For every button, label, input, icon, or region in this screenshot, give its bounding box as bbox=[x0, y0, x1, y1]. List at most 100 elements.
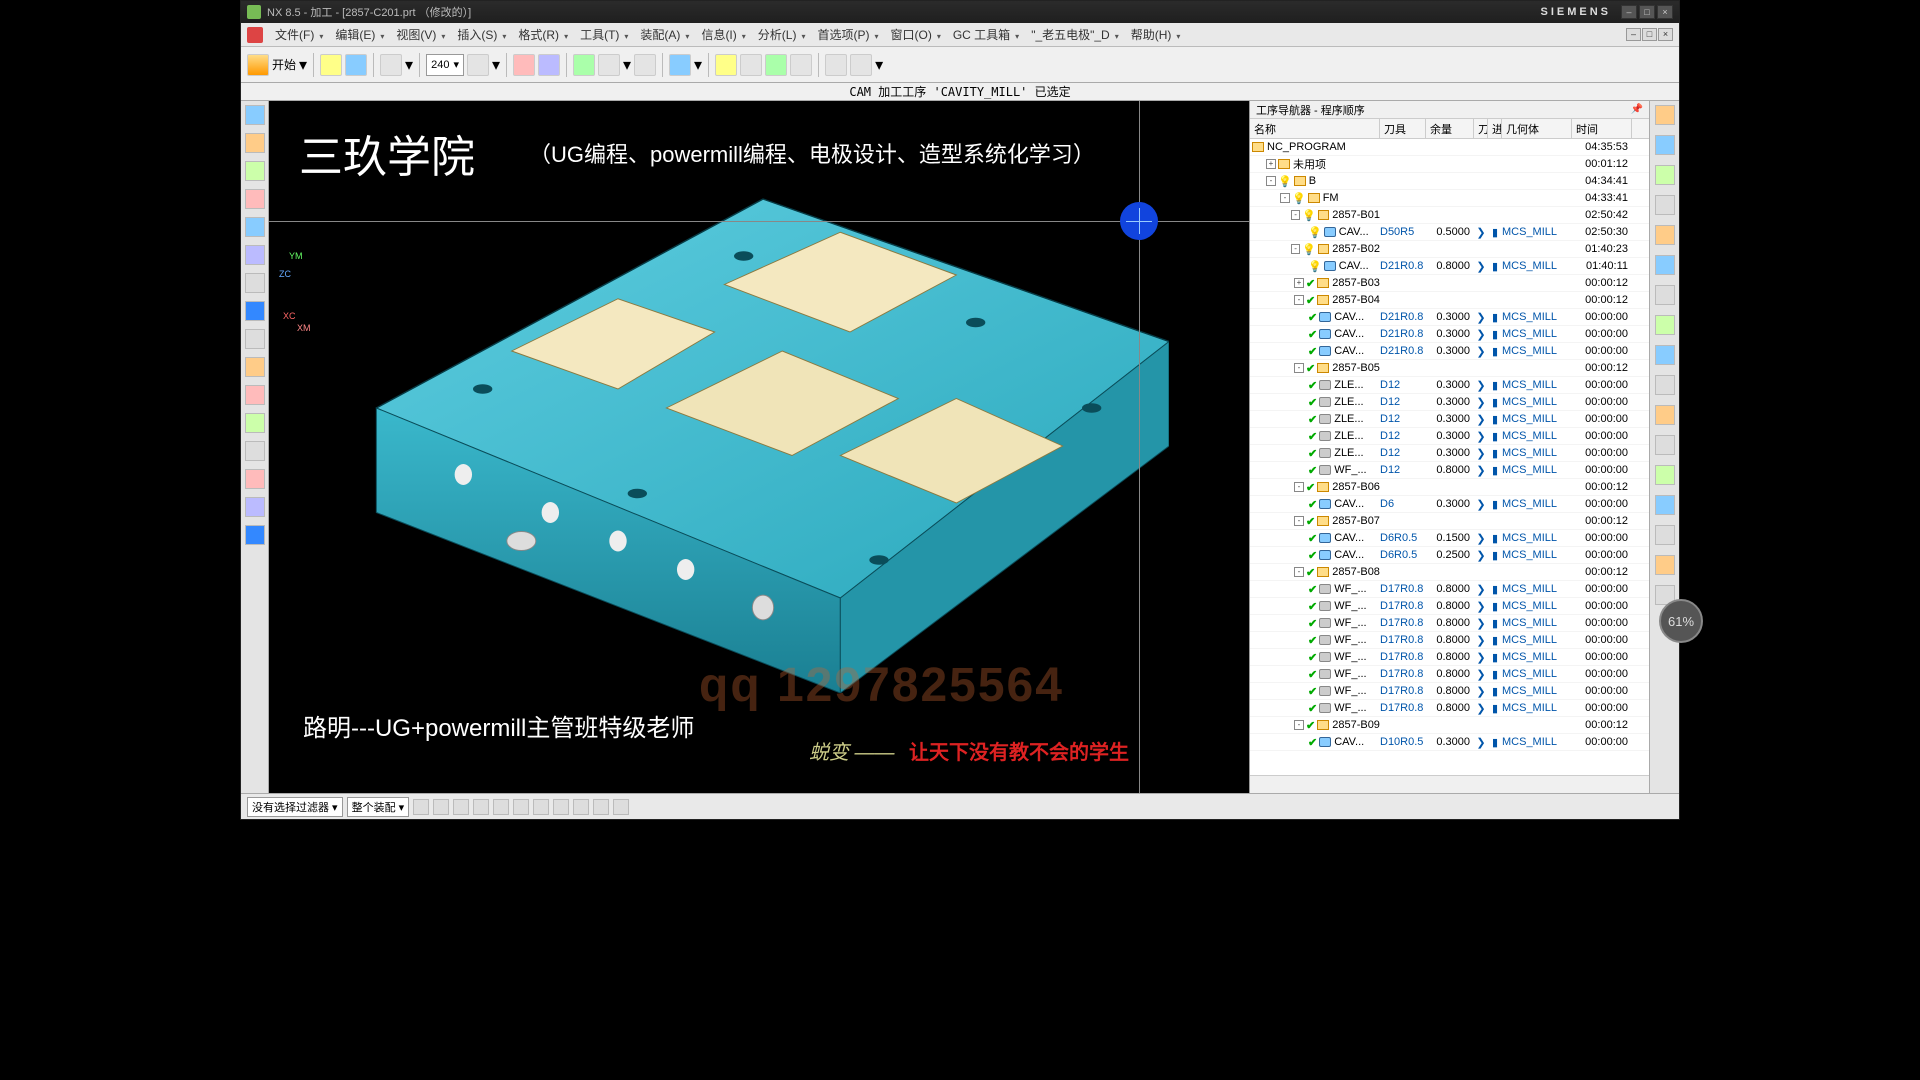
rs-icon-10[interactable] bbox=[1655, 375, 1675, 395]
tool-d-icon[interactable] bbox=[598, 54, 620, 76]
sb-icon-7[interactable] bbox=[533, 799, 549, 815]
tool-k-icon[interactable] bbox=[825, 54, 847, 76]
col-geom[interactable]: 几何体 bbox=[1502, 119, 1572, 138]
nav-row[interactable]: ✔WF_...D17R0.80.8000❯▮MCS_MILL00:00:00 bbox=[1250, 598, 1649, 615]
sb-icon-6[interactable] bbox=[513, 799, 529, 815]
nav-row[interactable]: 💡CAV...D50R50.5000❯▮MCS_MILL02:50:30 bbox=[1250, 224, 1649, 241]
nav-row[interactable]: -💡B04:34:41 bbox=[1250, 173, 1649, 190]
nav-row[interactable]: ✔WF_...D17R0.80.8000❯▮MCS_MILL00:00:00 bbox=[1250, 700, 1649, 717]
tool-e-icon[interactable] bbox=[634, 54, 656, 76]
sb-icon-4[interactable] bbox=[473, 799, 489, 815]
menu-item[interactable]: 文件(F) bbox=[271, 28, 318, 42]
nav-row[interactable]: -💡FM04:33:41 bbox=[1250, 190, 1649, 207]
sb-icon-11[interactable] bbox=[613, 799, 629, 815]
nav-row[interactable]: ✔WF_...D17R0.80.8000❯▮MCS_MILL00:00:00 bbox=[1250, 683, 1649, 700]
rs-icon-15[interactable] bbox=[1655, 525, 1675, 545]
col-name[interactable]: 名称 bbox=[1250, 119, 1380, 138]
filter-select[interactable]: 没有选择过滤器 ▾ bbox=[247, 797, 343, 817]
undo-icon[interactable] bbox=[380, 54, 402, 76]
nav-row[interactable]: +✔2857-B0300:00:12 bbox=[1250, 275, 1649, 292]
nav-row[interactable]: ✔CAV...D21R0.80.3000❯▮MCS_MILL00:00:00 bbox=[1250, 343, 1649, 360]
rs-icon-6[interactable] bbox=[1655, 255, 1675, 275]
rs-icon-16[interactable] bbox=[1655, 555, 1675, 575]
nav-row[interactable]: ✔CAV...D21R0.80.3000❯▮MCS_MILL00:00:00 bbox=[1250, 326, 1649, 343]
nav-body[interactable]: NC_PROGRAM04:35:53+未用项00:01:12-💡B04:34:4… bbox=[1250, 139, 1649, 775]
menu-item[interactable]: 视图(V) bbox=[392, 28, 440, 42]
rs-icon-5[interactable] bbox=[1655, 225, 1675, 245]
resource-tab-16-icon[interactable] bbox=[245, 525, 265, 545]
pin-icon[interactable]: 📌 bbox=[1631, 104, 1643, 115]
tool-g-icon[interactable] bbox=[715, 54, 737, 76]
col-a[interactable]: 刀 bbox=[1474, 119, 1488, 138]
graphics-viewport[interactable]: YM ZC XC XM bbox=[269, 101, 1249, 793]
menu-item[interactable]: 格式(R) bbox=[514, 28, 563, 42]
expand-icon[interactable]: - bbox=[1280, 193, 1290, 203]
minimize-button[interactable]: – bbox=[1621, 5, 1637, 19]
mdi-close-button[interactable]: × bbox=[1658, 28, 1673, 41]
resource-tab-7-icon[interactable] bbox=[245, 273, 265, 293]
expand-icon[interactable]: - bbox=[1294, 363, 1304, 373]
start-label[interactable]: 开始 bbox=[272, 56, 296, 73]
sb-icon-3[interactable] bbox=[453, 799, 469, 815]
layer-icon[interactable] bbox=[467, 54, 489, 76]
resource-tab-11-icon[interactable] bbox=[245, 385, 265, 405]
nav-row[interactable]: -✔2857-B0400:00:12 bbox=[1250, 292, 1649, 309]
nav-row[interactable]: ✔ZLE...D120.3000❯▮MCS_MILL00:00:00 bbox=[1250, 411, 1649, 428]
sb-icon-2[interactable] bbox=[433, 799, 449, 815]
sb-icon-1[interactable] bbox=[413, 799, 429, 815]
nav-row[interactable]: ✔ZLE...D120.3000❯▮MCS_MILL00:00:00 bbox=[1250, 445, 1649, 462]
expand-icon[interactable]: - bbox=[1294, 720, 1304, 730]
menu-item[interactable]: "_老五电极"_D bbox=[1027, 28, 1114, 42]
nav-row[interactable]: ✔WF_...D17R0.80.8000❯▮MCS_MILL00:00:00 bbox=[1250, 649, 1649, 666]
resource-tab-6-icon[interactable] bbox=[245, 245, 265, 265]
nav-row[interactable]: ✔CAV...D60.3000❯▮MCS_MILL00:00:00 bbox=[1250, 496, 1649, 513]
close-button[interactable]: × bbox=[1657, 5, 1673, 19]
tool-a-icon[interactable] bbox=[513, 54, 535, 76]
menu-item[interactable]: 插入(S) bbox=[453, 28, 501, 42]
open-icon[interactable] bbox=[320, 54, 342, 76]
rs-icon-8[interactable] bbox=[1655, 315, 1675, 335]
nav-row[interactable]: -💡2857-B0102:50:42 bbox=[1250, 207, 1649, 224]
nav-row[interactable]: ✔WF_...D17R0.80.8000❯▮MCS_MILL00:00:00 bbox=[1250, 632, 1649, 649]
nav-row[interactable]: ✔ZLE...D120.3000❯▮MCS_MILL00:00:00 bbox=[1250, 428, 1649, 445]
nav-row[interactable]: ✔CAV...D6R0.50.2500❯▮MCS_MILL00:00:00 bbox=[1250, 547, 1649, 564]
expand-icon[interactable]: - bbox=[1291, 210, 1300, 220]
expand-icon[interactable]: - bbox=[1294, 482, 1304, 492]
col-tool[interactable]: 刀具 bbox=[1380, 119, 1426, 138]
expand-icon[interactable]: + bbox=[1266, 159, 1276, 169]
expand-icon[interactable]: - bbox=[1291, 244, 1300, 254]
sb-icon-10[interactable] bbox=[593, 799, 609, 815]
nav-row[interactable]: -✔2857-B0700:00:12 bbox=[1250, 513, 1649, 530]
mdi-restore-button[interactable]: □ bbox=[1642, 28, 1657, 41]
resource-tab-10-icon[interactable] bbox=[245, 357, 265, 377]
menu-item[interactable]: 窗口(O) bbox=[886, 28, 935, 42]
nav-row[interactable]: ✔WF_...D120.8000❯▮MCS_MILL00:00:00 bbox=[1250, 462, 1649, 479]
rs-icon-9[interactable] bbox=[1655, 345, 1675, 365]
nav-row[interactable]: ✔WF_...D17R0.80.8000❯▮MCS_MILL00:00:00 bbox=[1250, 615, 1649, 632]
sb-icon-5[interactable] bbox=[493, 799, 509, 815]
col-b[interactable]: 进 bbox=[1488, 119, 1502, 138]
expand-icon[interactable]: - bbox=[1294, 295, 1304, 305]
resource-tab-14-icon[interactable] bbox=[245, 469, 265, 489]
rs-icon-4[interactable] bbox=[1655, 195, 1675, 215]
menu-item[interactable]: 分析(L) bbox=[754, 28, 801, 42]
resource-tab-13-icon[interactable] bbox=[245, 441, 265, 461]
save-icon[interactable] bbox=[345, 54, 367, 76]
rs-icon-13[interactable] bbox=[1655, 465, 1675, 485]
menu-item[interactable]: GC 工具箱 bbox=[949, 28, 1014, 42]
menu-item[interactable]: 装配(A) bbox=[636, 28, 684, 42]
rs-icon-7[interactable] bbox=[1655, 285, 1675, 305]
nav-row[interactable]: -💡2857-B0201:40:23 bbox=[1250, 241, 1649, 258]
menu-item[interactable]: 帮助(H) bbox=[1127, 28, 1176, 42]
col-time[interactable]: 时间 bbox=[1572, 119, 1632, 138]
rs-icon-1[interactable] bbox=[1655, 105, 1675, 125]
resource-tab-5-icon[interactable] bbox=[245, 217, 265, 237]
menu-item[interactable]: 信息(I) bbox=[697, 28, 740, 42]
nav-row[interactable]: NC_PROGRAM04:35:53 bbox=[1250, 139, 1649, 156]
nav-row[interactable]: 💡CAV...D21R0.80.8000❯▮MCS_MILL01:40:11 bbox=[1250, 258, 1649, 275]
nav-row[interactable]: ✔WF_...D17R0.80.8000❯▮MCS_MILL00:00:00 bbox=[1250, 581, 1649, 598]
sb-icon-8[interactable] bbox=[553, 799, 569, 815]
resource-tab-15-icon[interactable] bbox=[245, 497, 265, 517]
resource-tab-3-icon[interactable] bbox=[245, 161, 265, 181]
mdi-minimize-button[interactable]: – bbox=[1626, 28, 1641, 41]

------------

## DIRECTION
Count the lines above that contain the string "item", and reply with the number alone.

## SOLVED EXERCISE
11